-- EXTRACTED RECORDS follows --

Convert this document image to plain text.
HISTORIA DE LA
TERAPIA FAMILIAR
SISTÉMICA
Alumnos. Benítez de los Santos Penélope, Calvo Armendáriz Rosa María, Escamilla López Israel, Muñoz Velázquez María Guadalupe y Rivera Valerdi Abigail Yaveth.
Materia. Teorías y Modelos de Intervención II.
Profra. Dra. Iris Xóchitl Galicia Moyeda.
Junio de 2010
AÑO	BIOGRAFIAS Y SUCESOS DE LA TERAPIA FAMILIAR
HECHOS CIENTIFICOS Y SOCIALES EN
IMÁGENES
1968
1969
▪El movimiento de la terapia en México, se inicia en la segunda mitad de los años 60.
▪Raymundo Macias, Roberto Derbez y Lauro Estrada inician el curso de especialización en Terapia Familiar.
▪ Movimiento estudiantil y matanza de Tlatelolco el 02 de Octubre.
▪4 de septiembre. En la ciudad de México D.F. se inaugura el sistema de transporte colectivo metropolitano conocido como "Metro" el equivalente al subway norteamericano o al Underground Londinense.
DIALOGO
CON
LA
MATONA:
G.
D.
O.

-- EXTRACTED RECORDS concluded --

For this exercise, find all lines in the records containing the word "México" and copy them.

▪El movimiento de la terapia en México, se inicia en la segunda mitad de los años 60.
▪4 de septiembre. En la ciudad de México D.F. se inaugura el sistema de transporte colectivo metropolitano conocido como "Metro" el equivalente al subway norteamericano o al Underground Londinense.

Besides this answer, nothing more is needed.